Description of the task: Every line from the line containing "What does this" through the final line below is to be repeated exactly; no other line is.

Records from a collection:
================================

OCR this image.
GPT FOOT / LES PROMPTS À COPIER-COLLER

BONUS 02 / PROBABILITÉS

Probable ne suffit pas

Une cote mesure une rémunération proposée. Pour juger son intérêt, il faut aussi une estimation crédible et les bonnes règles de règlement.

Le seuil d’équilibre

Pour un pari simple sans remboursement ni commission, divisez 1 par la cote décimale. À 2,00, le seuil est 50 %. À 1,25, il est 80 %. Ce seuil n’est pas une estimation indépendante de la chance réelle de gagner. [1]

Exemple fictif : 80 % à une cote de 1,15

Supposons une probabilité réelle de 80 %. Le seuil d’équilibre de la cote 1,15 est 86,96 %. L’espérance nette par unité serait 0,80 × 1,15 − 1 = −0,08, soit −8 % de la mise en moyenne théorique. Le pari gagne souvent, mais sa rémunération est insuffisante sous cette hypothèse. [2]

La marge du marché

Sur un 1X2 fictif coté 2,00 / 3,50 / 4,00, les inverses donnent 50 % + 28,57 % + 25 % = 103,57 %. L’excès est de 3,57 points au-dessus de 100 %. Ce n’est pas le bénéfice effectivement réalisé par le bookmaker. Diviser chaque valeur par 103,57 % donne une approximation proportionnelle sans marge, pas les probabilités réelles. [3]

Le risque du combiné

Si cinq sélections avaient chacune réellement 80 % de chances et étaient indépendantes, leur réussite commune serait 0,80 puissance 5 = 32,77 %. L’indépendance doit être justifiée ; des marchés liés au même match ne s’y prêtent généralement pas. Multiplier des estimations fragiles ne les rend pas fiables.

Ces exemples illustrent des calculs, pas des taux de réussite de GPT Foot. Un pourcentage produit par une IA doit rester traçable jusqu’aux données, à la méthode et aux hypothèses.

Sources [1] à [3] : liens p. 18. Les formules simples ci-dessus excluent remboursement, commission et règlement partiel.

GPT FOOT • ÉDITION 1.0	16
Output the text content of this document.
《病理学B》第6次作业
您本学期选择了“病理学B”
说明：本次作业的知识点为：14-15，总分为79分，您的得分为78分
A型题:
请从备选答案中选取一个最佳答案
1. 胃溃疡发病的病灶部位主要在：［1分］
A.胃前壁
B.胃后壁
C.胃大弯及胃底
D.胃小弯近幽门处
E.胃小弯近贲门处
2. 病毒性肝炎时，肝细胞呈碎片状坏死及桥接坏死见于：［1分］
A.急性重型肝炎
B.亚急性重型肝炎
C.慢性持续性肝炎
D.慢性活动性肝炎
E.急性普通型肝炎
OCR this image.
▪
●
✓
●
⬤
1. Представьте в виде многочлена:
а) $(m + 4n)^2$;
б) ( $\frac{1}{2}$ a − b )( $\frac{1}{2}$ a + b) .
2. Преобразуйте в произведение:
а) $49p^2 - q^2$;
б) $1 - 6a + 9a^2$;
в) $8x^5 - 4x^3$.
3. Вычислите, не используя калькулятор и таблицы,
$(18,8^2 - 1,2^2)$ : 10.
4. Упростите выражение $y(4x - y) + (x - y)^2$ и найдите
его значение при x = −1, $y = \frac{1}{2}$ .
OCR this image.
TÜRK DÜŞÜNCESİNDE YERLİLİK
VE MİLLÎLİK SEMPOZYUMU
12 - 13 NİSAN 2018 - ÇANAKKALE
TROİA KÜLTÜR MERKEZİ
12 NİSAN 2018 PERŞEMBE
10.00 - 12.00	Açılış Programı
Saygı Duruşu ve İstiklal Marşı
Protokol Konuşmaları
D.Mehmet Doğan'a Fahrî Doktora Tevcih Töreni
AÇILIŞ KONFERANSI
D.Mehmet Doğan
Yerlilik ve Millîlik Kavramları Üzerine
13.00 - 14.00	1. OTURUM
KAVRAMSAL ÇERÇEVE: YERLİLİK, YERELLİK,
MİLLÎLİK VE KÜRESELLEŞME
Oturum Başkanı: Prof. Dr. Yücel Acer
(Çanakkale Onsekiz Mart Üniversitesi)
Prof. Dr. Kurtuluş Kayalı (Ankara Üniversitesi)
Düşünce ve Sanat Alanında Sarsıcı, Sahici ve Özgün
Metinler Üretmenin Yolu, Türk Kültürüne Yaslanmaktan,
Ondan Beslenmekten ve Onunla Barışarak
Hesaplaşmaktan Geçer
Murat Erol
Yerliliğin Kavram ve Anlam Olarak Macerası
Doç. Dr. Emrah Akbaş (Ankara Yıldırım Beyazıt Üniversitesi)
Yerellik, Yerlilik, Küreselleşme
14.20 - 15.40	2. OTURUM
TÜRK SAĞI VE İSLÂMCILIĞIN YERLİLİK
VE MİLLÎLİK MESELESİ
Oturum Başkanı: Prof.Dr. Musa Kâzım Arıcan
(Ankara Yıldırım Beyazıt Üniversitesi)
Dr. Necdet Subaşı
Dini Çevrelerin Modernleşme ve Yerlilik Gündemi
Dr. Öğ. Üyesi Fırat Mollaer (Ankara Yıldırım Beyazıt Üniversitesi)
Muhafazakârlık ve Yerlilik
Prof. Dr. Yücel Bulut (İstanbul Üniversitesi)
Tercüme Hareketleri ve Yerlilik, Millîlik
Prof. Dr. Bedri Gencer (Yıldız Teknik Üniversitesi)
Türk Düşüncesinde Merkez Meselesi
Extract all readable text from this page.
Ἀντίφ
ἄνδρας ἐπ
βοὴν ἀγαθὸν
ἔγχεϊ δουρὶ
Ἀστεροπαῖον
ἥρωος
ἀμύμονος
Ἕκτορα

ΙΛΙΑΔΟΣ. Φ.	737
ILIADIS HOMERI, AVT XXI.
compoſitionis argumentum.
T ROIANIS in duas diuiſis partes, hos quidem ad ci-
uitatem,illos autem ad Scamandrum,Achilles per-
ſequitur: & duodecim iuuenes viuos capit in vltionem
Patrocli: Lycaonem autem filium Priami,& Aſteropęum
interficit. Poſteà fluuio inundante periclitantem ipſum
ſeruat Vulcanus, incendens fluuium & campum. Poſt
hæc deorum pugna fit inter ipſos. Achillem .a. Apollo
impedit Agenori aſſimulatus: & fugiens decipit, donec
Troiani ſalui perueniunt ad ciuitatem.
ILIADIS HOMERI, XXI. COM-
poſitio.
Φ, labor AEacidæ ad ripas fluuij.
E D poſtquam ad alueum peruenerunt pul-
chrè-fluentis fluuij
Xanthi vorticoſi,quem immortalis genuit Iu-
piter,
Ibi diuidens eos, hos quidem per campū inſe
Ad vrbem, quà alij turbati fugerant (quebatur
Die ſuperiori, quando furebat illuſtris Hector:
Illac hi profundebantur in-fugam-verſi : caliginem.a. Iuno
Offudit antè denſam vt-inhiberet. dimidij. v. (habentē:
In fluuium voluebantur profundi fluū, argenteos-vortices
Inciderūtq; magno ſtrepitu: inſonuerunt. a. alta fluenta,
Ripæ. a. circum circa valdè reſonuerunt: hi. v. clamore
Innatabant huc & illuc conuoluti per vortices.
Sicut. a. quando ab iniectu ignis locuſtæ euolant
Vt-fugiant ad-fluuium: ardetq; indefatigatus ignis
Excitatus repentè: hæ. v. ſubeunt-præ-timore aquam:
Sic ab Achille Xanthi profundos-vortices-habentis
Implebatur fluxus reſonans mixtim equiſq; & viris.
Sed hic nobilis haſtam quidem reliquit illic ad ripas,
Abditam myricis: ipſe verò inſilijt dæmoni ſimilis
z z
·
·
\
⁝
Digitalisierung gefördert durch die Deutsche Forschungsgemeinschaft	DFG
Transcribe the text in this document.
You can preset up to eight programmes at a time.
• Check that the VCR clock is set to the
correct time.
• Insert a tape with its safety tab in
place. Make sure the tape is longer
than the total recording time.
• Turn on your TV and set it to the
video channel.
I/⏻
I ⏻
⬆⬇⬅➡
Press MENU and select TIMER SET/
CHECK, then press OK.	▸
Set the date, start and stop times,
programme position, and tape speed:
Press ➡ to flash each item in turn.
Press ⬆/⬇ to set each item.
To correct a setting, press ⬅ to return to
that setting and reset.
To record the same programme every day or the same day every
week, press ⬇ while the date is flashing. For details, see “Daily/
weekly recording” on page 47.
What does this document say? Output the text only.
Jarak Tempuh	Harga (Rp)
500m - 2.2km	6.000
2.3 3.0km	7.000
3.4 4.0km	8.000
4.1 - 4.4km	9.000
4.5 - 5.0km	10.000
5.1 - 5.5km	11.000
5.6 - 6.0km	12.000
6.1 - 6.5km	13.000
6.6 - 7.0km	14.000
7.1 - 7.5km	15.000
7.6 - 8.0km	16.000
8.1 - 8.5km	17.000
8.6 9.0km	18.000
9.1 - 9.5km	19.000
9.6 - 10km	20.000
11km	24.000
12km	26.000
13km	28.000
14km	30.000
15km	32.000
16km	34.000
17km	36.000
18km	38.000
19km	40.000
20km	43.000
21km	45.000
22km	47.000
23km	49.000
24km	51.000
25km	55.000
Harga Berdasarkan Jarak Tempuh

================================

Worked answer:
What does this document say? Output the text only.
Jarak Tempuh	Harga (Rp)
500m - 2.2km	6.000
2.3 3.0km	7.000
3.4 4.0km	8.000
4.1 - 4.4km	9.000
4.5 - 5.0km	10.000
5.1 - 5.5km	11.000
5.6 - 6.0km	12.000
6.1 - 6.5km	13.000
6.6 - 7.0km	14.000
7.1 - 7.5km	15.000
7.6 - 8.0km	16.000
8.1 - 8.5km	17.000
8.6 9.0km	18.000
9.1 - 9.5km	19.000
9.6 - 10km	20.000
11km	24.000
12km	26.000
13km	28.000
14km	30.000
15km	32.000
16km	34.000
17km	36.000
18km	38.000
19km	40.000
20km	43.000
21km	45.000
22km	47.000
23km	49.000
24km	51.000
25km	55.000
Harga Berdasarkan Jarak Tempuh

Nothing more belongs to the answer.